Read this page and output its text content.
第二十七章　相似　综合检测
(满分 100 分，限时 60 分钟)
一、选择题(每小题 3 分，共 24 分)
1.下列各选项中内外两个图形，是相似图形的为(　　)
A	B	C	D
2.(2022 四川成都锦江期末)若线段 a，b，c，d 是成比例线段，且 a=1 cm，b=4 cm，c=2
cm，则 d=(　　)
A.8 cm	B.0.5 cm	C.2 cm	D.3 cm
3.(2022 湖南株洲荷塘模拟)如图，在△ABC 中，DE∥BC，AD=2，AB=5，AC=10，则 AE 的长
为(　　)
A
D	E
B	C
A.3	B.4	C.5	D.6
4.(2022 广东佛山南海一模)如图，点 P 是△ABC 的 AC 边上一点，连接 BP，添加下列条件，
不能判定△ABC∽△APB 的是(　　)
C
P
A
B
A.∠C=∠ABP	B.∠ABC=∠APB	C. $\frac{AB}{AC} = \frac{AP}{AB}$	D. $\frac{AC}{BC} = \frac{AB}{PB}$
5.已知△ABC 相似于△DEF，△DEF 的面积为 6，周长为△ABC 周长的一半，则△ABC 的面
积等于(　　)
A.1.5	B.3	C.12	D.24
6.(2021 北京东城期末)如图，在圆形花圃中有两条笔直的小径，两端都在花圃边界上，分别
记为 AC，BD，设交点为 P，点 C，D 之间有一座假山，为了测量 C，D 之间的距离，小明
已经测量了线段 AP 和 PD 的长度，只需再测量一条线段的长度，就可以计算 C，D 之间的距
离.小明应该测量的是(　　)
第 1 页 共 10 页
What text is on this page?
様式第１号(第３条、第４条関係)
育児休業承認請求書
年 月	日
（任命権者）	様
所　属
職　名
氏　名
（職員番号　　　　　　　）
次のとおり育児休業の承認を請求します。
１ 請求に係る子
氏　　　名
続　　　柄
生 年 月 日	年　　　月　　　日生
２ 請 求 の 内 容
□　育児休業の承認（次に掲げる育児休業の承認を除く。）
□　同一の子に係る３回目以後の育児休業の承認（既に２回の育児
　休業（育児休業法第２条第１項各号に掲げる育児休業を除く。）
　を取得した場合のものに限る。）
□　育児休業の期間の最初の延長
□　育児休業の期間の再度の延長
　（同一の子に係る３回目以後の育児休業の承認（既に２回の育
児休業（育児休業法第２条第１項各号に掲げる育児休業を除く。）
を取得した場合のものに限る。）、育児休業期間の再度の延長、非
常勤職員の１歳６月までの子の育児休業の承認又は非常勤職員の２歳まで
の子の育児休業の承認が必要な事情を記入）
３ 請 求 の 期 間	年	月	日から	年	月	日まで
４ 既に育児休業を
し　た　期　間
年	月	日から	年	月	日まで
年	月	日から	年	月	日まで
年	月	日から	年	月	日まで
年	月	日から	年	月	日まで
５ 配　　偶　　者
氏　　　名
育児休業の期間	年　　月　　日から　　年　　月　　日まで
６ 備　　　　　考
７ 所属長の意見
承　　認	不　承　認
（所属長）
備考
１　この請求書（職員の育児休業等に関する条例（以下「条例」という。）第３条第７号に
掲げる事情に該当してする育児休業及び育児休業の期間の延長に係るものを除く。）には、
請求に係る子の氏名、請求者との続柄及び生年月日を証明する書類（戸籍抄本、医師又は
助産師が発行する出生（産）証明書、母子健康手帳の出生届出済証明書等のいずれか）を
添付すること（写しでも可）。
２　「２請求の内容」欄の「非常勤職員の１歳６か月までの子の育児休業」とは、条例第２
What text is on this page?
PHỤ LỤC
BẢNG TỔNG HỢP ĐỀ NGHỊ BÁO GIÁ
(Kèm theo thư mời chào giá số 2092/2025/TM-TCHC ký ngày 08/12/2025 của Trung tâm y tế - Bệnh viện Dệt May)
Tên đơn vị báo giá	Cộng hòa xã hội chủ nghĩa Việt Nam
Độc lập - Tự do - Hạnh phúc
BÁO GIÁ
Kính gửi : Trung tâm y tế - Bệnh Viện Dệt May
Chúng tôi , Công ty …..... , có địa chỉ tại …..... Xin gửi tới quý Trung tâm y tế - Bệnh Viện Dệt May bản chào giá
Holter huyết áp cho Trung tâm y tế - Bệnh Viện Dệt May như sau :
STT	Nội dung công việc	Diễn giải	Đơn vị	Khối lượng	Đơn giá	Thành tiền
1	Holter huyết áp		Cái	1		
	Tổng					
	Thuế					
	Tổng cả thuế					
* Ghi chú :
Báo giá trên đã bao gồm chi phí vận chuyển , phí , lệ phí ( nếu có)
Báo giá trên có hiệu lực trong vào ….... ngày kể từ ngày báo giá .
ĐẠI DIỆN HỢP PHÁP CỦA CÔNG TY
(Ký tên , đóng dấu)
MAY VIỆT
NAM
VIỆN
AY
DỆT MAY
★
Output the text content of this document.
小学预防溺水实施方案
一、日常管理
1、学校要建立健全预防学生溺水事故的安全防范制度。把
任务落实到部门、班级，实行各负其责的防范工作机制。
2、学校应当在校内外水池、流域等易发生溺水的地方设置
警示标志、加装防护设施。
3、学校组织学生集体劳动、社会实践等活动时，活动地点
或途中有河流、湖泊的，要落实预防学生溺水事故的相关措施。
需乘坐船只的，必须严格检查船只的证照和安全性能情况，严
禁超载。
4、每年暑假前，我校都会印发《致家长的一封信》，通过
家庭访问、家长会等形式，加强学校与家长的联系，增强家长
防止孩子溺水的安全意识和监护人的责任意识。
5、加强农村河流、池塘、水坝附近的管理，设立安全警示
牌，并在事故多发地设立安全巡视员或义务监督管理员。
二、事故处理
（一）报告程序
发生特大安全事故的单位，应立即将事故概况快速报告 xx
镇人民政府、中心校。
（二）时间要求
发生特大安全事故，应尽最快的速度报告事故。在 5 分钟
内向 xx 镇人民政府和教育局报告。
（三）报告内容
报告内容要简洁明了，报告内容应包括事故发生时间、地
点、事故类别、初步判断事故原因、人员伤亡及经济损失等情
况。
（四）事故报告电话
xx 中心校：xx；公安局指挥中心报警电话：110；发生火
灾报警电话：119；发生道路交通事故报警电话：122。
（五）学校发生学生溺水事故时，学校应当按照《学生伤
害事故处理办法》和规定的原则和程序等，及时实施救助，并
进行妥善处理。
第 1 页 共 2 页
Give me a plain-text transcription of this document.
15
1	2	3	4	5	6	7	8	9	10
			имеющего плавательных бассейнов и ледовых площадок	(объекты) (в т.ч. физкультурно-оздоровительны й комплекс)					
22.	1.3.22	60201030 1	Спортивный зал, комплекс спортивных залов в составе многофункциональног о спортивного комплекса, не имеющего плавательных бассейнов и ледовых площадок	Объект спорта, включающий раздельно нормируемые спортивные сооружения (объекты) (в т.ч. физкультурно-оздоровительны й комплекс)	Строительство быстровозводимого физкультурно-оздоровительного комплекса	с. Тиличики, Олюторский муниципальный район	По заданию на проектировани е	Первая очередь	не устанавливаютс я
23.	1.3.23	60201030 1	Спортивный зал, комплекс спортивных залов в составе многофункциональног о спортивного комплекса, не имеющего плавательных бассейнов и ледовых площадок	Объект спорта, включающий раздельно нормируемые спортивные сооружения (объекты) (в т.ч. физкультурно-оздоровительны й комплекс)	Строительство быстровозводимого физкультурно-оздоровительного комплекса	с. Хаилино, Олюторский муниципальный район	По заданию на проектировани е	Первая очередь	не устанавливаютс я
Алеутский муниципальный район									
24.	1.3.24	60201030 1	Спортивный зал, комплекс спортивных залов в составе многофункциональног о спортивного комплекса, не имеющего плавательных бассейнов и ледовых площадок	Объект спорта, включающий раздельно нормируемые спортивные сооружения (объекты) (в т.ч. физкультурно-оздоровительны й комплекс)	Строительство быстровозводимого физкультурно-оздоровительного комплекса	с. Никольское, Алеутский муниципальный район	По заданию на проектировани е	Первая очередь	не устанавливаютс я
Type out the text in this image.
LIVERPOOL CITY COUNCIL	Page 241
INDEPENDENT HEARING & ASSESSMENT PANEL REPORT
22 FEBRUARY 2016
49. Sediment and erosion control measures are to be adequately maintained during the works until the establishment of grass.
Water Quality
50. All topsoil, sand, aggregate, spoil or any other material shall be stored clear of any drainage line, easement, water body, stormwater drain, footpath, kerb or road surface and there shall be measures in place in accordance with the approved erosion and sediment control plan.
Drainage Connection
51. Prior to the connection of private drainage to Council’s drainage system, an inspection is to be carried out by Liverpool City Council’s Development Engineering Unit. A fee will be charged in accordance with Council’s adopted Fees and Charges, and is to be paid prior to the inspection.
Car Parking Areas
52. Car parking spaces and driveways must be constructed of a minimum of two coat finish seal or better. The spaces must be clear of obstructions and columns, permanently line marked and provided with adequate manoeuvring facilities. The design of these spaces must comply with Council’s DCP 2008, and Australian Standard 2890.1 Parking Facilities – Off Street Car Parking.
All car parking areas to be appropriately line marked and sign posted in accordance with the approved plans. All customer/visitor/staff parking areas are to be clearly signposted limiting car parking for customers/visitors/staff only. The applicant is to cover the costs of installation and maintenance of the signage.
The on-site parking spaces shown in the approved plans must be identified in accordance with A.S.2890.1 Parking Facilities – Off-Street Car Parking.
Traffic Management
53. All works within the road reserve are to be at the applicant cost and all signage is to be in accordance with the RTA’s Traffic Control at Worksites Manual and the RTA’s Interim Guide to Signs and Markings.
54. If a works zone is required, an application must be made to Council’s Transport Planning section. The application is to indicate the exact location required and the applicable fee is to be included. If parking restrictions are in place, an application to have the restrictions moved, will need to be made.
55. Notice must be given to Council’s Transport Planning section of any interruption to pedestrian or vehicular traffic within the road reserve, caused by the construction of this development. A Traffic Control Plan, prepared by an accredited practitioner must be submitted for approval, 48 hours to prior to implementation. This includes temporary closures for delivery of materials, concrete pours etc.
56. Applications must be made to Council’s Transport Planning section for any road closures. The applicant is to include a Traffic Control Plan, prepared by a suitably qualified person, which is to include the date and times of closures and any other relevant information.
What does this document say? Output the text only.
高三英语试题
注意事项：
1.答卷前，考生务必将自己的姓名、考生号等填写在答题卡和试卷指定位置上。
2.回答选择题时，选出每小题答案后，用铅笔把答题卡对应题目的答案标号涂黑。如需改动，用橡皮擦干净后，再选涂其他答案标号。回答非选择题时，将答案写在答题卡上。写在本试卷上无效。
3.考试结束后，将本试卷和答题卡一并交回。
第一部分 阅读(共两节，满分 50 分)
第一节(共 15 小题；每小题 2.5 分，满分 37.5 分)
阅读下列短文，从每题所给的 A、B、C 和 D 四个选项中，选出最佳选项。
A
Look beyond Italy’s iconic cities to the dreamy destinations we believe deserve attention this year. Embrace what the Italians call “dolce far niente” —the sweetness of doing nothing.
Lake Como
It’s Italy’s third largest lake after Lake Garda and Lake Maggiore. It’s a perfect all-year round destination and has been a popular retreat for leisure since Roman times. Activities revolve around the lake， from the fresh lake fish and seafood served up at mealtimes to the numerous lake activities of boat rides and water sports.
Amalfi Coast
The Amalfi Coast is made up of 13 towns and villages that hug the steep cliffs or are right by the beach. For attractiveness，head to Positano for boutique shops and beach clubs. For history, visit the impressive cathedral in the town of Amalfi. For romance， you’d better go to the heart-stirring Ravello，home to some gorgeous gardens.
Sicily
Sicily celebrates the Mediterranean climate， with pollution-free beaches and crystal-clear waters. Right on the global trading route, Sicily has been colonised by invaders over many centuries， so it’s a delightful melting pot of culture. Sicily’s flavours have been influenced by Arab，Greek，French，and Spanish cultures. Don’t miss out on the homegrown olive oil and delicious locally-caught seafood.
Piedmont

REQUIREMENT.
Tell how many lines of the records above hold the string "を取得した場合のものに限る". Give no other text.

WRITTEN REPLY.
2